**Exercise aim**.
Identify, in the records below, every line where the string "related" appears, and copy each such line.

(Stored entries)

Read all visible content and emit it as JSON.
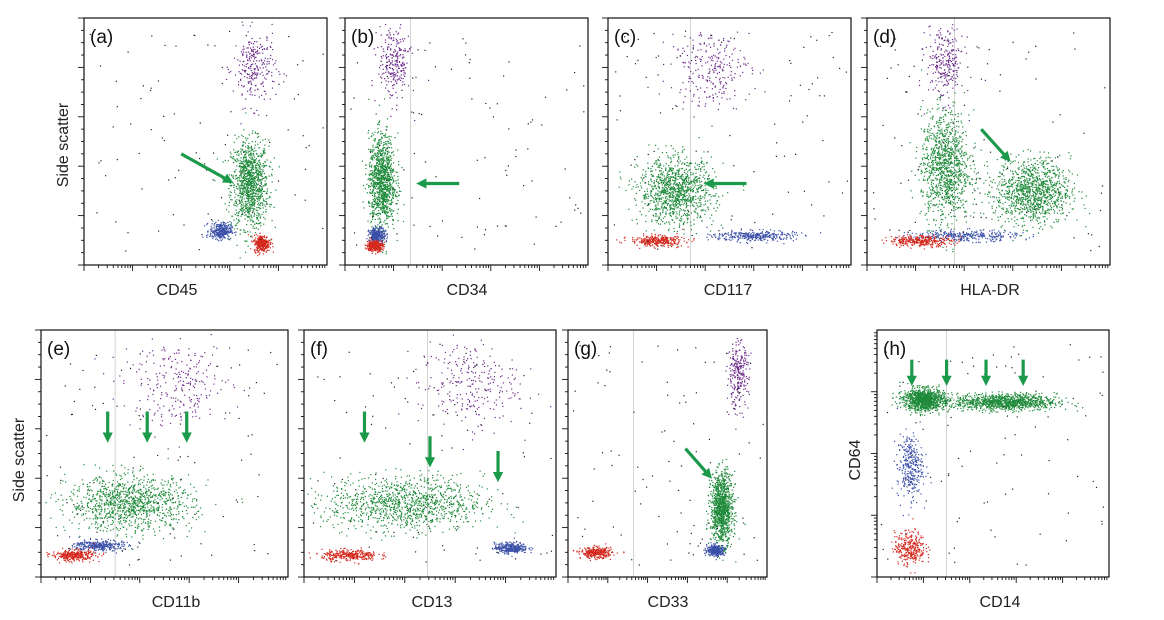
{
  "colors": {
    "myeloid_green": "#1e8a3a",
    "lymphocyte_red": "#d42a1f",
    "monocyte_blue": "#3a4fa8",
    "granulocyte_purple": "#6b2a8a",
    "debris_black": "#222222",
    "arrow_green": "#1a9a4a"
  },
  "chart_data": [
    {
      "type": "scatter",
      "label": "(a)",
      "xlabel": "CD45",
      "ylabel": "Side scatter",
      "xscale": "log",
      "grid": false,
      "populations": [
        {
          "color": "green",
          "x_center": 0.68,
          "y_center": 0.33,
          "x_spread": 0.07,
          "y_spread": 0.16
        },
        {
          "color": "purple",
          "x_center": 0.7,
          "y_center": 0.8,
          "x_spread": 0.08,
          "y_spread": 0.14
        },
        {
          "color": "blue",
          "x_center": 0.56,
          "y_center": 0.14,
          "x_spread": 0.04,
          "y_spread": 0.03
        },
        {
          "color": "red",
          "x_center": 0.73,
          "y_center": 0.09,
          "x_spread": 0.03,
          "y_spread": 0.03
        }
      ],
      "arrows": [
        {
          "direction": "right-down"
        }
      ]
    },
    {
      "type": "scatter",
      "label": "(b)",
      "xlabel": "CD34",
      "ylabel": "",
      "xscale": "log",
      "grid": true,
      "populations": [
        {
          "color": "green",
          "x_center": 0.15,
          "y_center": 0.34,
          "x_spread": 0.05,
          "y_spread": 0.17
        },
        {
          "color": "purple",
          "x_center": 0.2,
          "y_center": 0.82,
          "x_spread": 0.06,
          "y_spread": 0.14
        },
        {
          "color": "blue",
          "x_center": 0.13,
          "y_center": 0.12,
          "x_spread": 0.03,
          "y_spread": 0.03
        },
        {
          "color": "red",
          "x_center": 0.12,
          "y_center": 0.08,
          "x_spread": 0.03,
          "y_spread": 0.02
        }
      ],
      "arrows": [
        {
          "direction": "left"
        }
      ]
    },
    {
      "type": "scatter",
      "label": "(c)",
      "xlabel": "CD117",
      "ylabel": "",
      "xscale": "log",
      "grid": true,
      "populations": [
        {
          "color": "green",
          "x_center": 0.28,
          "y_center": 0.3,
          "x_spread": 0.14,
          "y_spread": 0.12
        },
        {
          "color": "purple",
          "x_center": 0.42,
          "y_center": 0.8,
          "x_spread": 0.15,
          "y_spread": 0.15
        },
        {
          "color": "blue",
          "x_center": 0.6,
          "y_center": 0.12,
          "x_spread": 0.15,
          "y_spread": 0.02
        },
        {
          "color": "red",
          "x_center": 0.2,
          "y_center": 0.1,
          "x_spread": 0.1,
          "y_spread": 0.02
        }
      ],
      "arrows": [
        {
          "direction": "left"
        }
      ]
    },
    {
      "type": "scatter",
      "label": "(d)",
      "xlabel": "HLA-DR",
      "ylabel": "",
      "xscale": "log",
      "grid": true,
      "populations": [
        {
          "color": "green",
          "x_center": 0.68,
          "y_center": 0.3,
          "x_spread": 0.14,
          "y_spread": 0.12
        },
        {
          "color": "green",
          "x_center": 0.32,
          "y_center": 0.4,
          "x_spread": 0.09,
          "y_spread": 0.2
        },
        {
          "color": "purple",
          "x_center": 0.32,
          "y_center": 0.82,
          "x_spread": 0.07,
          "y_spread": 0.14
        },
        {
          "color": "blue",
          "x_center": 0.4,
          "y_center": 0.12,
          "x_spread": 0.2,
          "y_spread": 0.02
        },
        {
          "color": "red",
          "x_center": 0.22,
          "y_center": 0.1,
          "x_spread": 0.12,
          "y_spread": 0.02
        }
      ],
      "arrows": [
        {
          "direction": "right-down"
        }
      ]
    },
    {
      "type": "scatter",
      "label": "(e)",
      "xlabel": "CD11b",
      "ylabel": "Side scatter",
      "xscale": "log",
      "grid": true,
      "populations": [
        {
          "color": "green",
          "x_center": 0.36,
          "y_center": 0.3,
          "x_spread": 0.23,
          "y_spread": 0.1
        },
        {
          "color": "purple",
          "x_center": 0.55,
          "y_center": 0.78,
          "x_spread": 0.2,
          "y_spread": 0.16
        },
        {
          "color": "blue",
          "x_center": 0.23,
          "y_center": 0.13,
          "x_spread": 0.09,
          "y_spread": 0.02
        },
        {
          "color": "red",
          "x_center": 0.13,
          "y_center": 0.09,
          "x_spread": 0.08,
          "y_spread": 0.02
        }
      ],
      "arrows": [
        {
          "direction": "down"
        },
        {
          "direction": "down"
        },
        {
          "direction": "down"
        }
      ]
    },
    {
      "type": "scatter",
      "label": "(f)",
      "xlabel": "CD13",
      "ylabel": "",
      "xscale": "log",
      "grid": true,
      "populations": [
        {
          "color": "green",
          "x_center": 0.4,
          "y_center": 0.3,
          "x_spread": 0.28,
          "y_spread": 0.1
        },
        {
          "color": "purple",
          "x_center": 0.65,
          "y_center": 0.78,
          "x_spread": 0.18,
          "y_spread": 0.16
        },
        {
          "color": "blue",
          "x_center": 0.82,
          "y_center": 0.12,
          "x_spread": 0.06,
          "y_spread": 0.02
        },
        {
          "color": "red",
          "x_center": 0.18,
          "y_center": 0.09,
          "x_spread": 0.1,
          "y_spread": 0.02
        }
      ],
      "arrows": [
        {
          "direction": "down"
        },
        {
          "direction": "down"
        },
        {
          "direction": "down"
        }
      ]
    },
    {
      "type": "scatter",
      "label": "(g)",
      "xlabel": "CD33",
      "ylabel": "",
      "xscale": "log",
      "grid": true,
      "populations": [
        {
          "color": "green",
          "x_center": 0.77,
          "y_center": 0.28,
          "x_spread": 0.05,
          "y_spread": 0.13
        },
        {
          "color": "purple",
          "x_center": 0.85,
          "y_center": 0.82,
          "x_spread": 0.05,
          "y_spread": 0.12
        },
        {
          "color": "blue",
          "x_center": 0.74,
          "y_center": 0.11,
          "x_spread": 0.04,
          "y_spread": 0.02
        },
        {
          "color": "red",
          "x_center": 0.14,
          "y_center": 0.1,
          "x_spread": 0.07,
          "y_spread": 0.02
        }
      ],
      "arrows": [
        {
          "direction": "right-down"
        }
      ]
    },
    {
      "type": "scatter",
      "label": "(h)",
      "xlabel": "CD14",
      "ylabel": "CD64",
      "xscale": "log",
      "yscale": "log",
      "grid": true,
      "populations": [
        {
          "color": "green",
          "x_center": 0.2,
          "y_center": 0.72,
          "x_spread": 0.08,
          "y_spread": 0.04
        },
        {
          "color": "green",
          "x_center": 0.55,
          "y_center": 0.71,
          "x_spread": 0.2,
          "y_spread": 0.03
        },
        {
          "color": "blue",
          "x_center": 0.14,
          "y_center": 0.45,
          "x_spread": 0.05,
          "y_spread": 0.12
        },
        {
          "color": "red",
          "x_center": 0.14,
          "y_center": 0.12,
          "x_spread": 0.06,
          "y_spread": 0.06
        }
      ],
      "arrows": [
        {
          "direction": "down"
        },
        {
          "direction": "down"
        },
        {
          "direction": "down"
        },
        {
          "direction": "down"
        }
      ]
    }
  ]
}
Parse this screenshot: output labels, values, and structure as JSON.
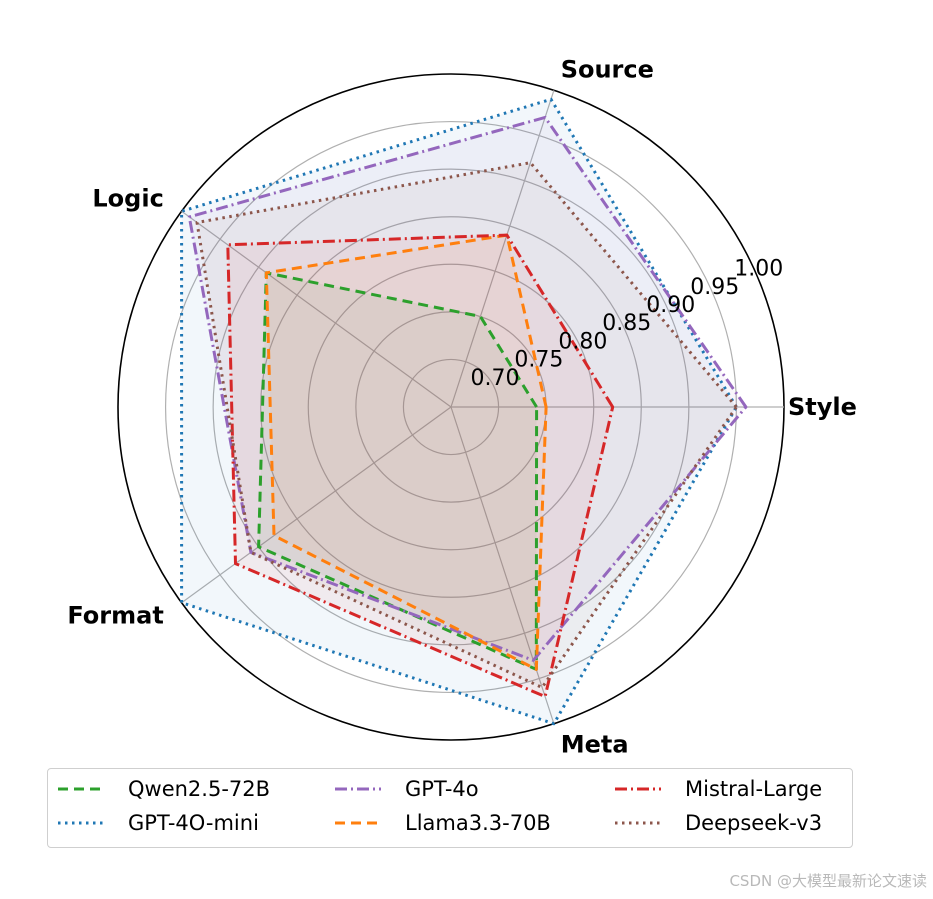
{
  "chart_data": {
    "type": "radar",
    "axes": [
      "Style",
      "Source",
      "Logic",
      "Format",
      "Meta"
    ],
    "rlim": [
      0.65,
      1.0
    ],
    "rticks": [
      0.7,
      0.75,
      0.8,
      0.85,
      0.9,
      0.95,
      1.0
    ],
    "rtick_labels": [
      "0.70",
      "0.75",
      "0.80",
      "0.85",
      "0.90",
      "0.95",
      "1.00"
    ],
    "grid": true,
    "legend_position": "bottom",
    "series": [
      {
        "name": "Qwen2.5-72B",
        "values": [
          0.74,
          0.75,
          0.89,
          0.9,
          0.94
        ],
        "color": "#2ca02c",
        "dash": "10,6"
      },
      {
        "name": "GPT-4O-mini",
        "values": [
          0.95,
          0.99,
          1.0,
          1.0,
          1.0
        ],
        "color": "#1f77b4",
        "dash": "2.5,4.5"
      },
      {
        "name": "GPT-4o",
        "values": [
          0.96,
          0.97,
          0.99,
          0.91,
          0.93
        ],
        "color": "#9467bd",
        "dash": "12,4,2,4"
      },
      {
        "name": "Llama3.3-70B",
        "values": [
          0.75,
          0.84,
          0.89,
          0.88,
          0.94
        ],
        "color": "#ff7f0e",
        "dash": "10,6"
      },
      {
        "name": "Mistral-Large",
        "values": [
          0.82,
          0.84,
          0.94,
          0.93,
          0.97
        ],
        "color": "#d62728",
        "dash": "12,4,2,4"
      },
      {
        "name": "Deepseek-v3",
        "values": [
          0.95,
          0.92,
          0.98,
          0.91,
          0.96
        ],
        "color": "#8c564b",
        "dash": "2.5,4.5"
      }
    ]
  },
  "watermark": "CSDN @大模型最新论文速读"
}
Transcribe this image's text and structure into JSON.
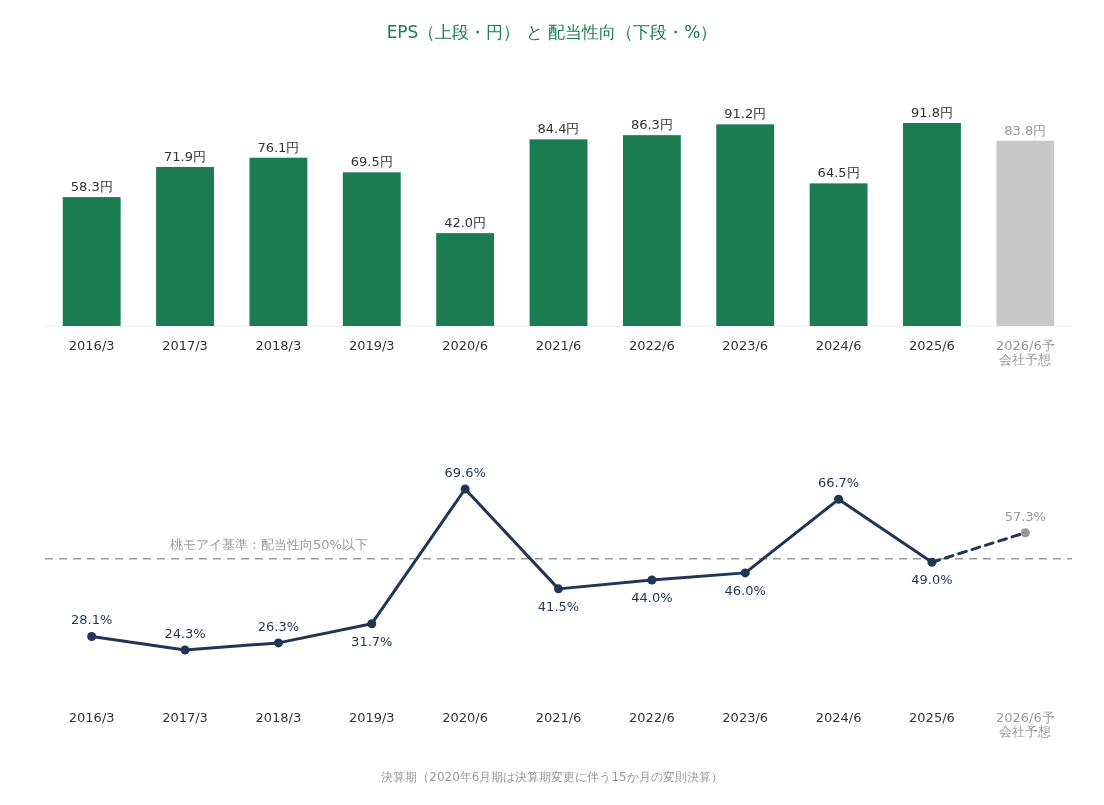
{
  "chart_data": [
    {
      "type": "bar",
      "title": "EPS（上段・円） と 配当性向（下段・%）",
      "categories": [
        "2016/3",
        "2017/3",
        "2018/3",
        "2019/3",
        "2020/6",
        "2021/6",
        "2022/6",
        "2023/6",
        "2024/6",
        "2025/6",
        "2026/6予会社予想"
      ],
      "values": [
        58.3,
        71.9,
        76.1,
        69.5,
        42.0,
        84.4,
        86.3,
        91.2,
        64.5,
        91.8,
        83.8
      ],
      "colors": [
        "#1b7b53",
        "#1b7b53",
        "#1b7b53",
        "#1b7b53",
        "#1b7b53",
        "#1b7b53",
        "#1b7b53",
        "#1b7b53",
        "#1b7b53",
        "#1b7b53",
        "#c8c8c8"
      ],
      "value_labels": [
        "58.3円",
        "71.9円",
        "76.1円",
        "69.5円",
        "42.0円",
        "84.4円",
        "86.3円",
        "91.2円",
        "64.5円",
        "91.8円",
        "83.8円"
      ]
    },
    {
      "type": "line",
      "categories": [
        "2016/3",
        "2017/3",
        "2018/3",
        "2019/3",
        "2020/6",
        "2021/6",
        "2022/6",
        "2023/6",
        "2024/6",
        "2025/6",
        "2026/6予会社予想"
      ],
      "marker": "circle",
      "series": [
        {
          "color": "#1f3655",
          "line_style": "solid",
          "values": [
            28.1,
            24.3,
            26.3,
            31.7,
            69.6,
            41.5,
            44.0,
            46.0,
            66.7,
            49.0,
            null
          ],
          "value_labels": [
            "28.1%",
            "24.3%",
            "26.3%",
            "31.7%",
            "69.6%",
            "41.5%",
            "44.0%",
            "46.0%",
            "66.7%",
            "49.0%",
            null
          ]
        },
        {
          "color": "#1f3655",
          "line_style": "dashed",
          "values": [
            null,
            null,
            null,
            null,
            null,
            null,
            null,
            null,
            null,
            49.0,
            57.3
          ],
          "colors": [
            null,
            null,
            null,
            null,
            null,
            null,
            null,
            null,
            null,
            null,
            "#999999"
          ],
          "value_labels": [
            null,
            null,
            null,
            null,
            null,
            null,
            null,
            null,
            null,
            null,
            "57.3%"
          ]
        }
      ],
      "ref_lines": [
        {
          "axis": "y",
          "value": 50,
          "label": "桃モアイ基準：配当性向50%以下",
          "color": "#999999",
          "line_style": "dashed"
        }
      ],
      "annotations": [
        "決算期（2020年6月期は決算期変更に伴う15か月の変則決算）"
      ]
    }
  ]
}
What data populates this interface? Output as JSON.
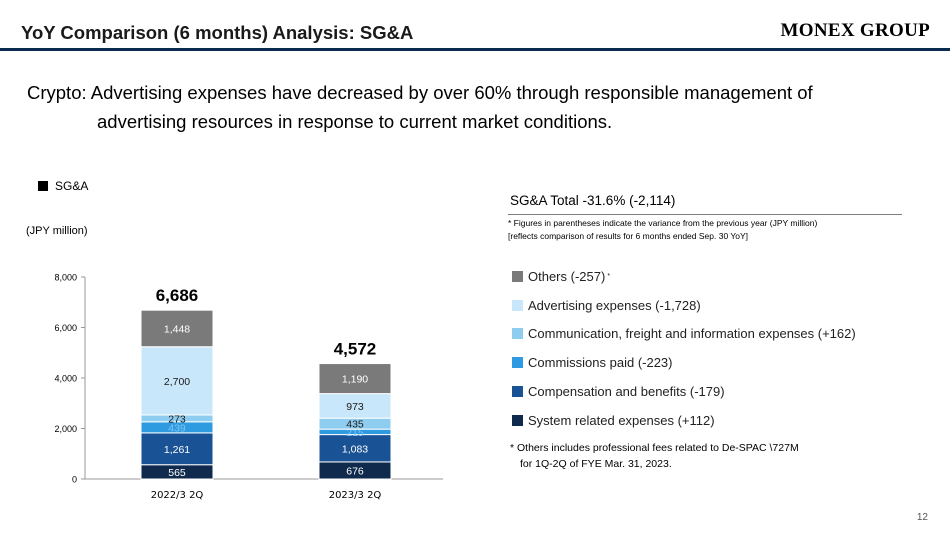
{
  "header": {
    "title": "YoY Comparison (6 months) Analysis: SG&A",
    "brand": "MONEX GROUP"
  },
  "headline": {
    "line1": "Crypto: Advertising expenses have decreased by over 60% through responsible management of",
    "line2": "advertising resources in response to current market conditions."
  },
  "section_label": "SG&A",
  "unit_label": "(JPY million)",
  "chart_data": {
    "type": "bar",
    "stacked": true,
    "categories": [
      "2022/3 2Q",
      "2023/3 2Q"
    ],
    "totals": [
      "6,686",
      "4,572"
    ],
    "ylim": [
      0,
      8000
    ],
    "yticks": [
      0,
      2000,
      4000,
      6000,
      8000
    ],
    "ytick_labels": [
      "0",
      "2,000",
      "4,000",
      "6,000",
      "8,000"
    ],
    "series": [
      {
        "name": "System related expenses (+112)",
        "color": "#0f2a4d",
        "values": [
          565,
          676
        ],
        "labels": [
          "565",
          "676"
        ]
      },
      {
        "name": "Compensation and benefits (-179)",
        "color": "#1a5296",
        "values": [
          1261,
          1083
        ],
        "labels": [
          "1,261",
          "1,083"
        ]
      },
      {
        "name": "Commissions paid (-223)",
        "color": "#2e9be0",
        "values": [
          439,
          215
        ],
        "labels": [
          "439",
          "215"
        ]
      },
      {
        "name": "Communication, freight and information expenses (+162)",
        "color": "#8ecdf0",
        "values": [
          273,
          435
        ],
        "labels": [
          "273",
          "435"
        ]
      },
      {
        "name": "Advertising expenses (-1,728)",
        "color": "#c9e7fa",
        "values": [
          2700,
          973
        ],
        "labels": [
          "2,700",
          "973"
        ]
      },
      {
        "name": "Others (-257)",
        "color": "#7a7a7a",
        "values": [
          1448,
          1190
        ],
        "labels": [
          "1,448",
          "1,190"
        ]
      }
    ]
  },
  "summary": {
    "title": "SG&A Total -31.6% (-2,114)",
    "note1": "* Figures in parentheses indicate the variance from the previous year (JPY million)",
    "note2": "[reflects comparison of results for 6 months ended Sep. 30 YoY]"
  },
  "legend": {
    "order": [
      5,
      4,
      3,
      2,
      1,
      0
    ],
    "asterisk": "*"
  },
  "footnote": {
    "line1": "* Others includes professional fees related to De-SPAC \\727M",
    "line2": "for 1Q-2Q of FYE Mar. 31, 2023."
  },
  "page_number": "12"
}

**Written answer**.
        "name": "System related expenses (+112)",
    "line1": "* Others includes professional fees related to De-SPAC \\727M",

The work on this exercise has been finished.